** Start DATA EXTRACT **

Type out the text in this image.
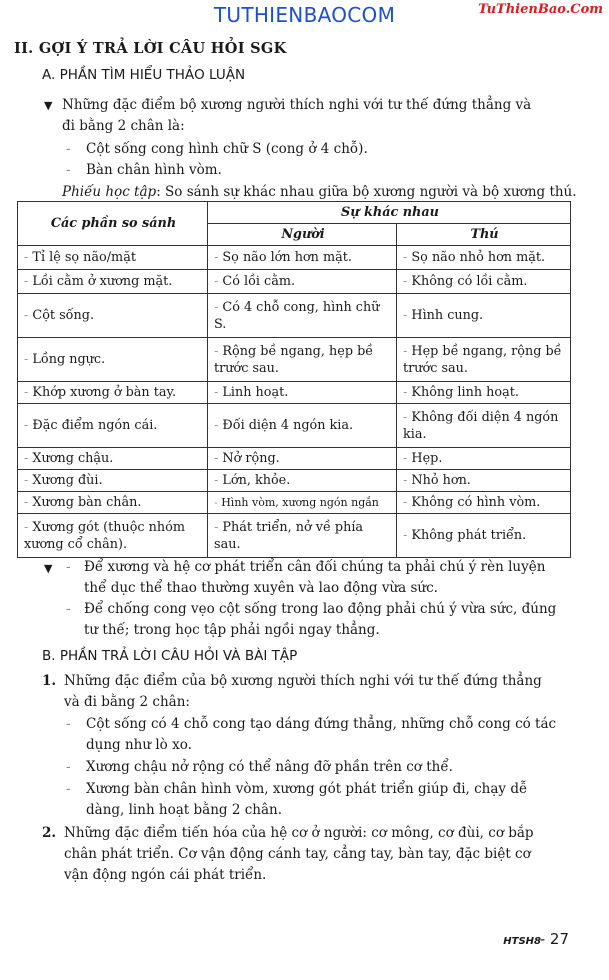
TUTHIENBAOCOM	TuThienBao.Com
II. GỢI Ý TRẢ LỜI CÂU HỎI SGK
A. PHẦN TÌM HIỂU THẢO LUẬN
▼ Những đặc điểm bộ xương người thích nghi với tư thế đứng thẳng và
đi bằng 2 chân là:
- Cột sống cong hình chữ S (cong ở 4 chỗ).
- Bàn chân hình vòm.
Phiếu học tập: So sánh sự khác nhau giữa bộ xương người và bộ xương thú.
Các phần so sánh	Sự khác nhau	
	Người	Thú
- Tỉ lệ sọ não/mặt	- Sọ não lớn hơn mặt.	- Sọ não nhỏ hơn mặt.
- Lồi cằm ở xương mặt.	- Có lồi cằm.	- Không có lồi cằm.
- Cột sống.	- Có 4 chỗ cong, hình chữ S.	- Hình cung.
- Lồng ngực.	- Rộng bề ngang, hẹp bề trước sau.	- Hẹp bề ngang, rộng bề trước sau.
- Khớp xương ở bàn tay.	- Linh hoạt.	- Không linh hoạt.
- Đặc điểm ngón cái.	- Đối diện 4 ngón kia.	- Không đối diện 4 ngón kia.
- Xương chậu.	- Nở rộng.	- Hẹp.
- Xương đùi.	- Lớn, khỏe.	- Nhỏ hơn.
- Xương bàn chân.	- Hình vòm, xương ngón ngắn	- Không có hình vòm.
- Xương gót (thuộc nhóm xương cổ chân).	- Phát triển, nở về phía sau.	- Không phát triển.
▼ - Để xương và hệ cơ phát triển cân đối chúng ta phải chú ý rèn luyện
thể dục thể thao thường xuyên và lao động vừa sức.
- Để chống cong vẹo cột sống trong lao động phải chú ý vừa sức, đúng
tư thế; trong học tập phải ngồi ngay thẳng.
B. PHẦN TRẢ LỜI CÂU HỎI VÀ BÀI TẬP
1. Những đặc điểm của bộ xương người thích nghi với tư thế đứng thẳng
và đi bằng 2 chân:
- Cột sống có 4 chỗ cong tạo dáng đứng thẳng, những chỗ cong có tác
dụng như lò xo.
- Xương chậu nở rộng có thể nâng đỡ phần trên cơ thể.
- Xương bàn chân hình vòm, xương gót phát triển giúp đi, chạy dễ
dàng, linh hoạt bằng 2 chân.
2. Những đặc điểm tiến hóa của hệ cơ ở người: cơ mông, cơ đùi, cơ bắp
chân phát triển. Cơ vận động cánh tay, cẳng tay, bàn tay, đặc biệt cơ
vận động ngón cái phát triển.
HTSH8
- 27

** End DATA EXTRACT **

Copy each line above that contains the word "đứng".

▼ Những đặc điểm bộ xương người thích nghi với tư thế đứng thẳng và
1. Những đặc điểm của bộ xương người thích nghi với tư thế đứng thẳng
- Cột sống có 4 chỗ cong tạo dáng đứng thẳng, những chỗ cong có tác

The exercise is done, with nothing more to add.